■ **SHORT TASK**: Copy out the material below in full, but not its images.

**** DATA SHOWN

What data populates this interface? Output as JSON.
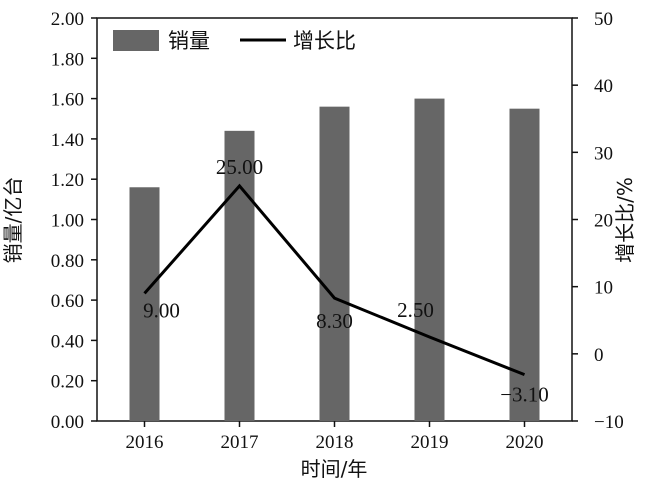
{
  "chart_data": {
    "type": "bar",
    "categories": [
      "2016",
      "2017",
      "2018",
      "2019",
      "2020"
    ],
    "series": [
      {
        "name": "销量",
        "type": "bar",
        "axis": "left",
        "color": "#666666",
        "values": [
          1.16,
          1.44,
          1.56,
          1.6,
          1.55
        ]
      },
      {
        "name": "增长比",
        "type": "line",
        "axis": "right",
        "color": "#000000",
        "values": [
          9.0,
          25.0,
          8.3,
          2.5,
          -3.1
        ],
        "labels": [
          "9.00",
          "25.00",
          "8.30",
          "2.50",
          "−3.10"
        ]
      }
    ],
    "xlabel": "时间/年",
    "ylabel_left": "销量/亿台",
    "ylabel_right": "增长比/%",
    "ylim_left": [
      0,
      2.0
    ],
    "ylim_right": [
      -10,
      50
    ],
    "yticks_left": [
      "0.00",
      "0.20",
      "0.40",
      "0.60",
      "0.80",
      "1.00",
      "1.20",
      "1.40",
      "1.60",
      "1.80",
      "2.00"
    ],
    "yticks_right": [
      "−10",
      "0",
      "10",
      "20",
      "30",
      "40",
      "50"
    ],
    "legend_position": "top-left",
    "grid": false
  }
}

********

■ **TASK RESULT**:
What data populates this interface? Output as JSON.
{
  "chart_data": {
    "type": "bar",
    "categories": [
      "2016",
      "2017",
      "2018",
      "2019",
      "2020"
    ],
    "series": [
      {
        "name": "销量",
        "type": "bar",
        "axis": "left",
        "color": "#666666",
        "values": [
          1.16,
          1.44,
          1.56,
          1.6,
          1.55
        ]
      },
      {
        "name": "增长比",
        "type": "line",
        "axis": "right",
        "color": "#000000",
        "values": [
          9.0,
          25.0,
          8.3,
          2.5,
          -3.1
        ],
        "labels": [
          "9.00",
          "25.00",
          "8.30",
          "2.50",
          "−3.10"
        ]
      }
    ],
    "xlabel": "时间/年",
    "ylabel_left": "销量/亿台",
    "ylabel_right": "增长比/%",
    "ylim_left": [
      0,
      2.0
    ],
    "ylim_right": [
      -10,
      50
    ],
    "yticks_left": [
      "0.00",
      "0.20",
      "0.40",
      "0.60",
      "0.80",
      "1.00",
      "1.20",
      "1.40",
      "1.60",
      "1.80",
      "2.00"
    ],
    "yticks_right": [
      "−10",
      "0",
      "10",
      "20",
      "30",
      "40",
      "50"
    ],
    "legend_position": "top-left",
    "grid": false
  }
}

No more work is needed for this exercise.